# [Material]

## START

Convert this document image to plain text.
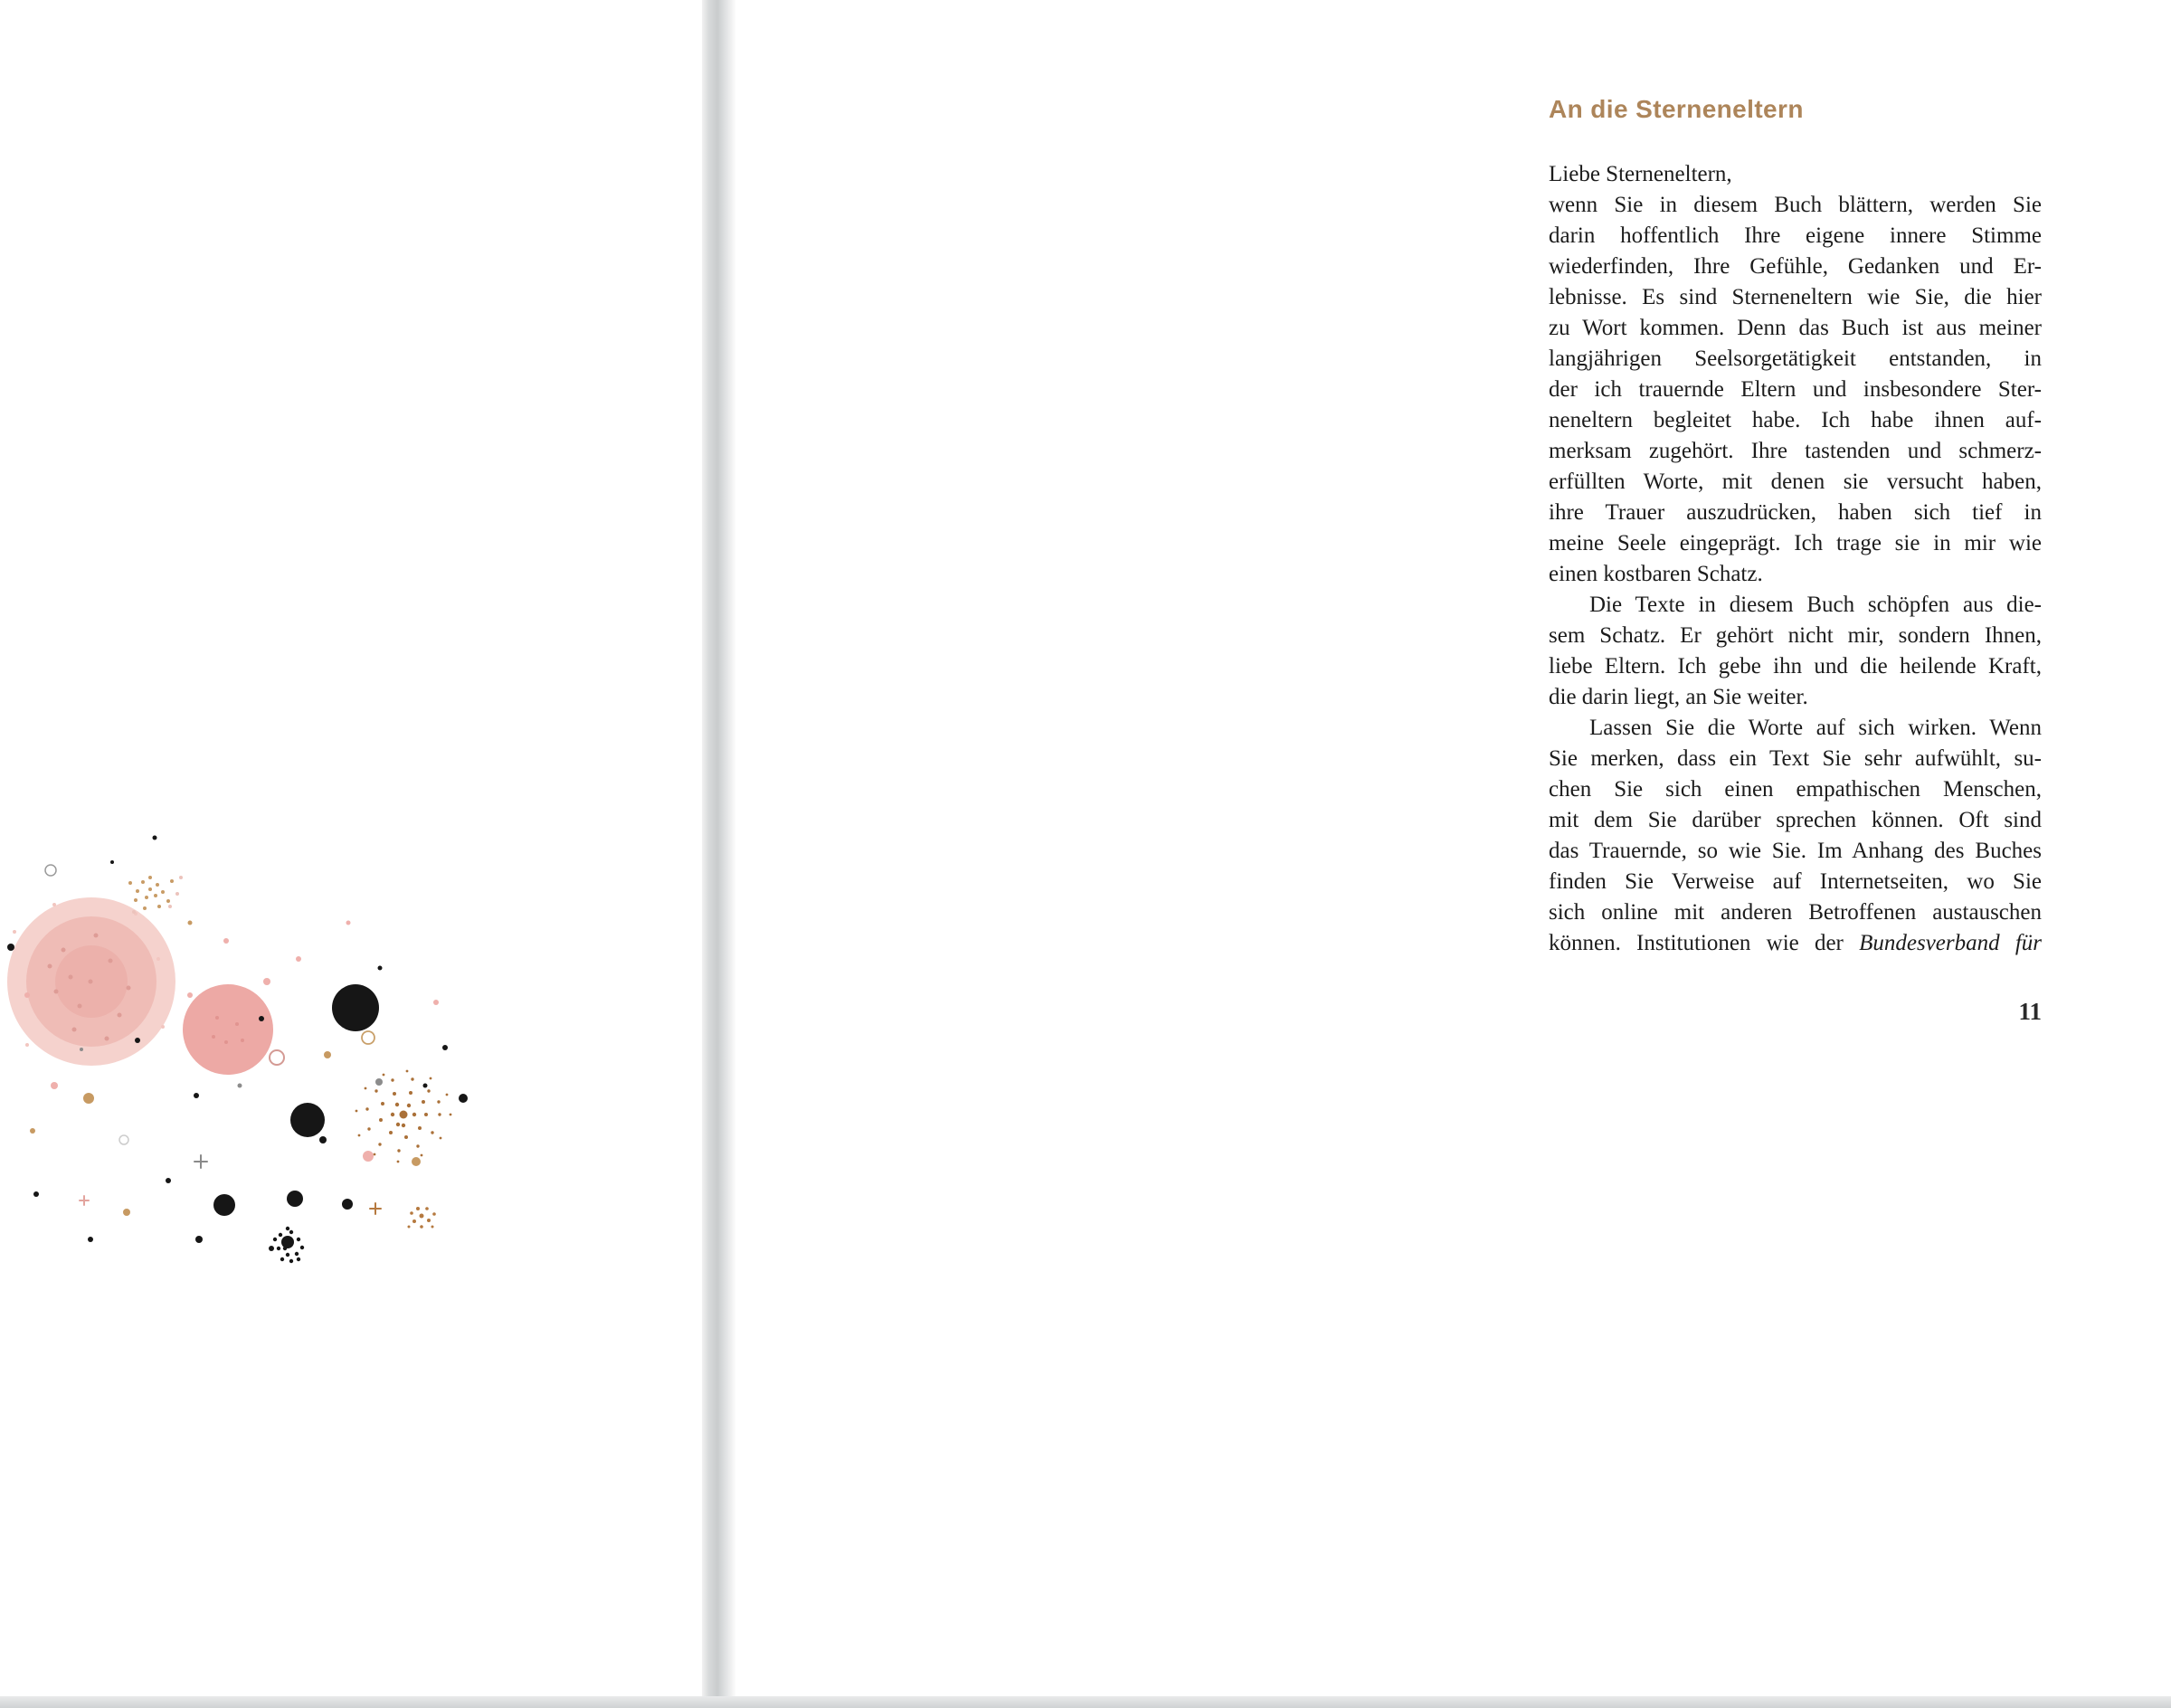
An die Sterneneltern
Liebe Sterneneltern,
wenn Sie in diesem Buch blättern, werden Sie
darin hoffentlich Ihre eigene innere Stimme
wiederfinden, Ihre Gefühle, Gedanken und Er-
lebnisse. Es sind Sterneneltern wie Sie, die hier
zu Wort kommen. Denn das Buch ist aus meiner
langjährigen Seelsorgetätigkeit entstanden, in
der ich trauernde Eltern und insbesondere Ster-
neneltern begleitet habe. Ich habe ihnen auf-
merksam zugehört. Ihre tastenden und schmerz-
erfüllten Worte, mit denen sie versucht haben,
ihre Trauer auszudrücken, haben sich tief in
meine Seele eingeprägt. Ich trage sie in mir wie
einen kostbaren Schatz.
Die Texte in diesem Buch schöpfen aus die-
sem Schatz. Er gehört nicht mir, sondern Ihnen,
liebe Eltern. Ich gebe ihn und die heilende Kraft,
die darin liegt, an Sie weiter.
Lassen Sie die Worte auf sich wirken. Wenn
Sie merken, dass ein Text Sie sehr aufwühlt, su-
chen Sie sich einen empathischen Menschen,
mit dem Sie darüber sprechen können. Oft sind
das Trauernde, so wie Sie. Im Anhang des Buches
finden Sie Verweise auf Internetseiten, wo Sie
sich online mit anderen Betroffenen austauschen
können. Institutionen wie der Bundesverband für
11
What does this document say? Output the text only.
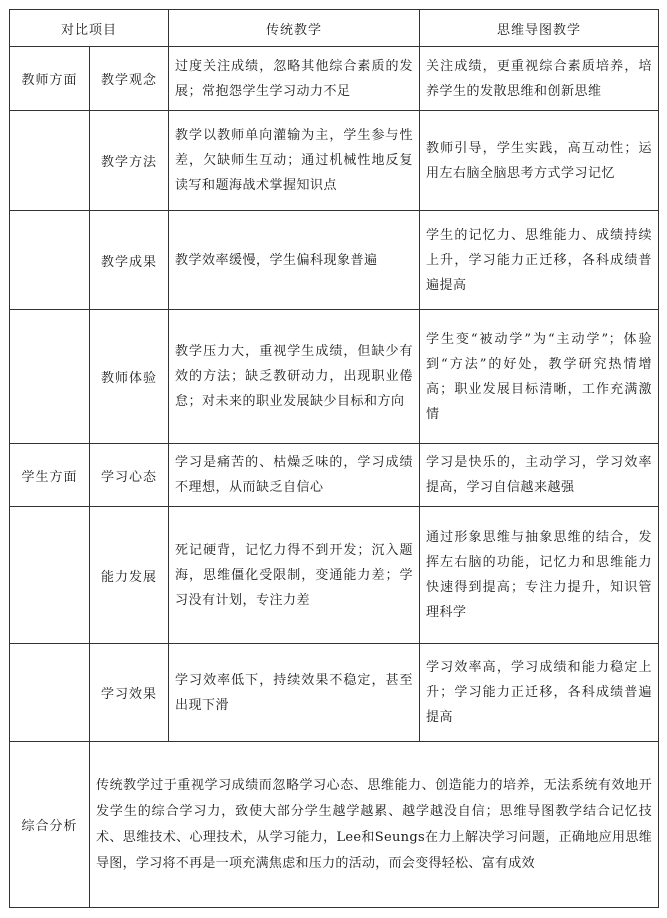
对比项目		传统教学	思维导图教学
教师方面	教学观念	过度关注成绩，忽略其他综合素质的发展；常抱怨学生学习动力不足	关注成绩，更重视综合素质培养，培养学生的发散思维和创新思维
	教学方法	教学以教师单向灌输为主，学生参与性差，欠缺师生互动；通过机械性地反复读写和题海战术掌握知识点	教师引导，学生实践，高互动性；运用左右脑全脑思考方式学习记忆
	教学成果	教学效率缓慢，学生偏科现象普遍	学生的记忆力、思维能力、成绩持续上升，学习能力正迁移，各科成绩普遍提高
	教师体验	教学压力大，重视学生成绩，但缺少有效的方法；缺乏教研动力，出现职业倦怠；对未来的职业发展缺少目标和方向	学生变“被动学”为“主动学”；体验到“方法”的好处，教学研究热情增高；职业发展目标清晰，工作充满激情
学生方面	学习心态	学习是痛苦的、枯燥乏味的，学习成绩不理想，从而缺乏自信心	学习是快乐的，主动学习，学习效率提高，学习自信越来越强
	能力发展	死记硬背，记忆力得不到开发；沉入题海，思维僵化受限制，变通能力差；学习没有计划，专注力差	通过形象思维与抽象思维的结合，发挥左右脑的功能，记忆力和思维能力快速得到提高；专注力提升，知识管理科学
	学习效果	学习效率低下，持续效果不稳定，甚至出现下滑	学习效率高，学习成绩和能力稳定上升；学习能力正迁移，各科成绩普遍提高
综合分析	传统教学过于重视学习成绩而忽略学习心态、思维能力、创造能力的培养，无法系统有效地开发学生的综合学习力，致使大部分学生越学越累、越学越没自信；思维导图教学结合记忆技术、思维技术、心理技术，从学习能力，Lee和Seungs在力上解决学习问题，正确地应用思维导图，学习将不再是一项充满焦虑和压力的活动，而会变得轻松、富有成效		
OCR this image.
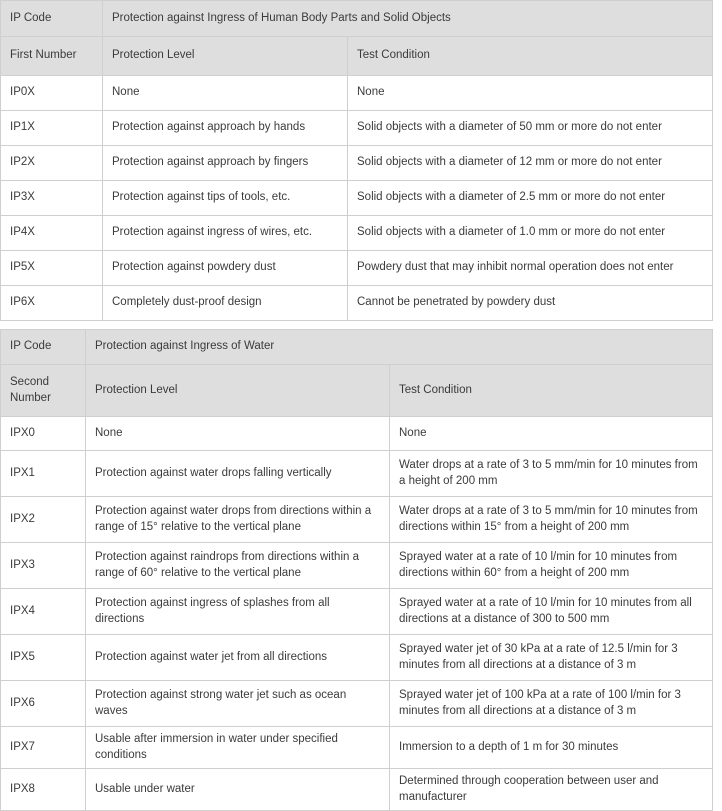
IP Code	Protection against Ingress of Human Body Parts and Solid Objects	
First Number	Protection Level	Test Condition
IP0X	None	None
IP1X	Protection against approach by hands	Solid objects with a diameter of 50 mm or more do not enter
IP2X	Protection against approach by fingers	Solid objects with a diameter of 12 mm or more do not enter
IP3X	Protection against tips of tools, etc.	Solid objects with a diameter of 2.5 mm or more do not enter
IP4X	Protection against ingress of wires, etc.	Solid objects with a diameter of 1.0 mm or more do not enter
IP5X	Protection against powdery dust	Powdery dust that may inhibit normal operation does not enter
IP6X	Completely dust-proof design	Cannot be penetrated by powdery dust
IP Code	Protection against Ingress of Water	
Second Number	Protection Level	Test Condition
IPX0	None	None
IPX1	Protection against water drops falling vertically	Water drops at a rate of 3 to 5 mm/min for 10 minutes from a height of 200 mm
IPX2	Protection against water drops from directions within a range of 15° relative to the vertical plane	Water drops at a rate of 3 to 5 mm/min for 10 minutes from directions within 15° from a height of 200 mm
IPX3	Protection against raindrops from directions within a range of 60° relative to the vertical plane	Sprayed water at a rate of 10 l/min for 10 minutes from directions within 60° from a height of 200 mm
IPX4	Protection against ingress of splashes from all directions	Sprayed water at a rate of 10 l/min for 10 minutes from all directions at a distance of 300 to 500 mm
IPX5	Protection against water jet from all directions	Sprayed water jet of 30 kPa at a rate of 12.5 l/min for 3 minutes from all directions at a distance of 3 m
IPX6	Protection against strong water jet such as ocean waves	Sprayed water jet of 100 kPa at a rate of 100 l/min for 3 minutes from all directions at a distance of 3 m
IPX7	Usable after immersion in water under specified conditions	Immersion to a depth of 1 m for 30 minutes
IPX8	Usable under water	Determined through cooperation between user and manufacturer
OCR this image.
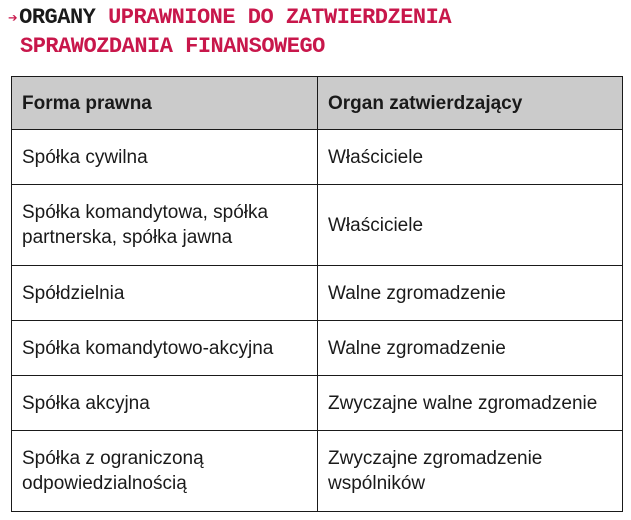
➔ORGANY UPRAWNIONE DO ZATWIERDZENIA
SPRAWOZDANIA FINANSOWEGO
Forma prawna	Organ zatwierdzający
Spółka cywilna	Właściciele
Spółka komandytowa, spółka partnerska, spółka jawna	Właściciele
Spółdzielnia	Walne zgromadzenie
Spółka komandytowo-akcyjna	Walne zgromadzenie
Spółka akcyjna	Zwyczajne walne zgromadzenie
Spółka z ograniczoną odpowiedzialnością	Zwyczajne zgromadzenie wspólników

## END

# [What is asked]
In the entries above, count every line containing the word "enter". Write only the total.

# [Exercise output]
5